**AIM**
The data below should be printed in full, exactly, and without any of its images.

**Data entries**
-=-=-
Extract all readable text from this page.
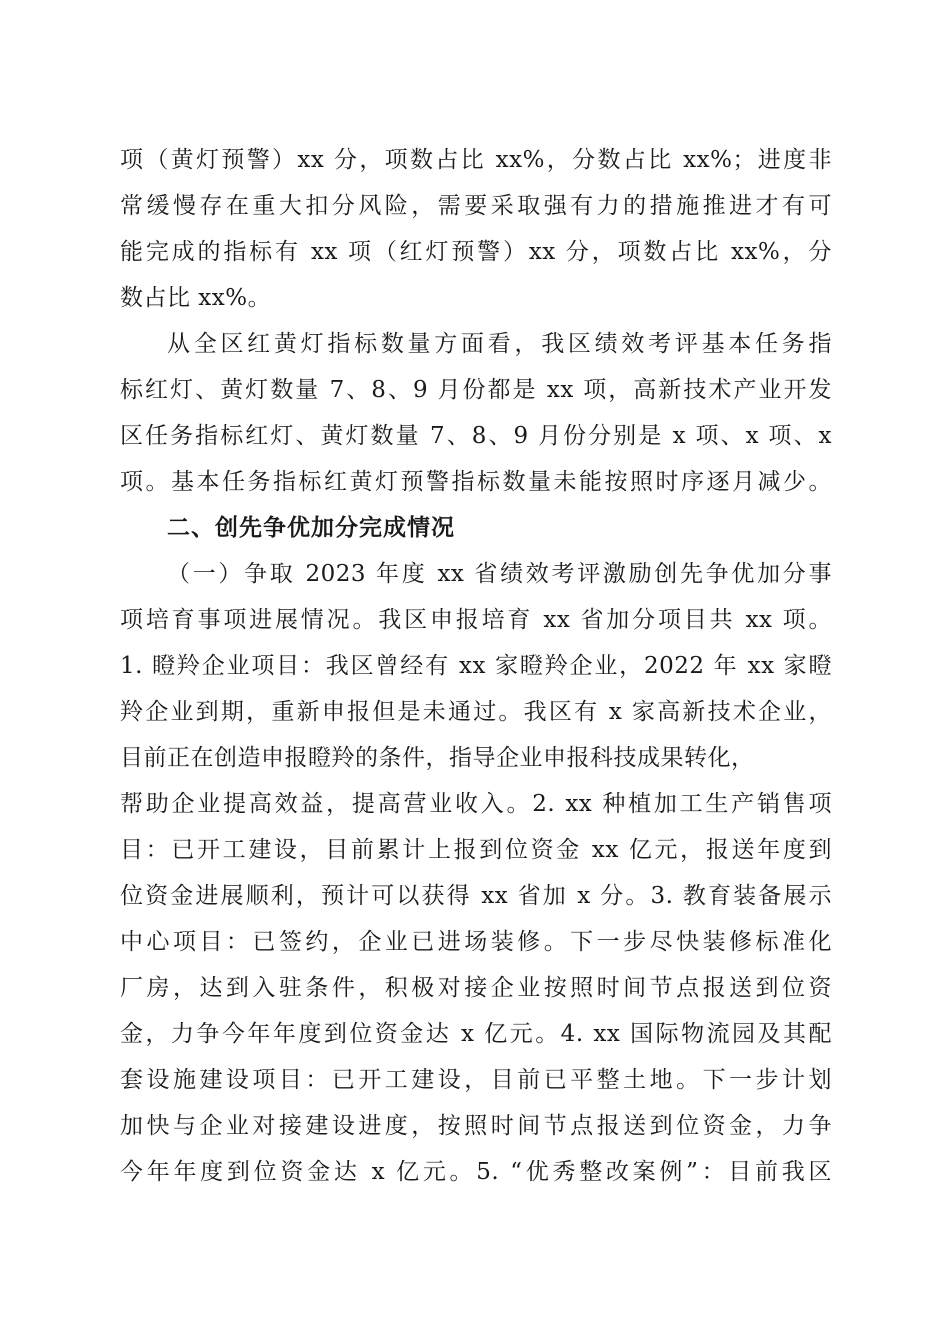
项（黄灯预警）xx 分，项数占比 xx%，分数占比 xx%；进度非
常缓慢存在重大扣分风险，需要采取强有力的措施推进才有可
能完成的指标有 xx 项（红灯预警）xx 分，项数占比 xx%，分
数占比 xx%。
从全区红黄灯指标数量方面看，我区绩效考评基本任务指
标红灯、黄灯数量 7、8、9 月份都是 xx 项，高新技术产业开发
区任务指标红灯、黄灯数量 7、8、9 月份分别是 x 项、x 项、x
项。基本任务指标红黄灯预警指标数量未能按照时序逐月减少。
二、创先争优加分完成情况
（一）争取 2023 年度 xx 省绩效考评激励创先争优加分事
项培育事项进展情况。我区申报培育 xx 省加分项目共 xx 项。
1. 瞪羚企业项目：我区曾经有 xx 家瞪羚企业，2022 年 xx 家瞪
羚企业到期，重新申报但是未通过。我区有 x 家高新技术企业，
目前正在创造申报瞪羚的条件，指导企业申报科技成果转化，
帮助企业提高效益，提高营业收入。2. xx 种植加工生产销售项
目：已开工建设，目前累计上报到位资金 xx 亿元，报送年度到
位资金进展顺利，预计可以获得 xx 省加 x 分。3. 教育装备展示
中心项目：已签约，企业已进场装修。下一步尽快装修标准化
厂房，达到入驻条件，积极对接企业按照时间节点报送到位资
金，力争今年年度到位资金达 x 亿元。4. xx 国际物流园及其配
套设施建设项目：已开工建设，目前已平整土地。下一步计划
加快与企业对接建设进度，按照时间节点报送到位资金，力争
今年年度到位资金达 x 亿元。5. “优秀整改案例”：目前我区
-=-=-
**SOLUTION TO THE PROBLEM**
Extract all readable text from this page.
项（黄灯预警）xx 分，项数占比 xx%，分数占比 xx%；进度非
常缓慢存在重大扣分风险，需要采取强有力的措施推进才有可
能完成的指标有 xx 项（红灯预警）xx 分，项数占比 xx%，分
数占比 xx%。
从全区红黄灯指标数量方面看，我区绩效考评基本任务指
标红灯、黄灯数量 7、8、9 月份都是 xx 项，高新技术产业开发
区任务指标红灯、黄灯数量 7、8、9 月份分别是 x 项、x 项、x
项。基本任务指标红黄灯预警指标数量未能按照时序逐月减少。
二、创先争优加分完成情况
（一）争取 2023 年度 xx 省绩效考评激励创先争优加分事
项培育事项进展情况。我区申报培育 xx 省加分项目共 xx 项。
1. 瞪羚企业项目：我区曾经有 xx 家瞪羚企业，2022 年 xx 家瞪
羚企业到期，重新申报但是未通过。我区有 x 家高新技术企业，
目前正在创造申报瞪羚的条件，指导企业申报科技成果转化，
帮助企业提高效益，提高营业收入。2. xx 种植加工生产销售项
目：已开工建设，目前累计上报到位资金 xx 亿元，报送年度到
位资金进展顺利，预计可以获得 xx 省加 x 分。3. 教育装备展示
中心项目：已签约，企业已进场装修。下一步尽快装修标准化
厂房，达到入驻条件，积极对接企业按照时间节点报送到位资
金，力争今年年度到位资金达 x 亿元。4. xx 国际物流园及其配
套设施建设项目：已开工建设，目前已平整土地。下一步计划
加快与企业对接建设进度，按照时间节点报送到位资金，力争
今年年度到位资金达 x 亿元。5. “优秀整改案例”：目前我区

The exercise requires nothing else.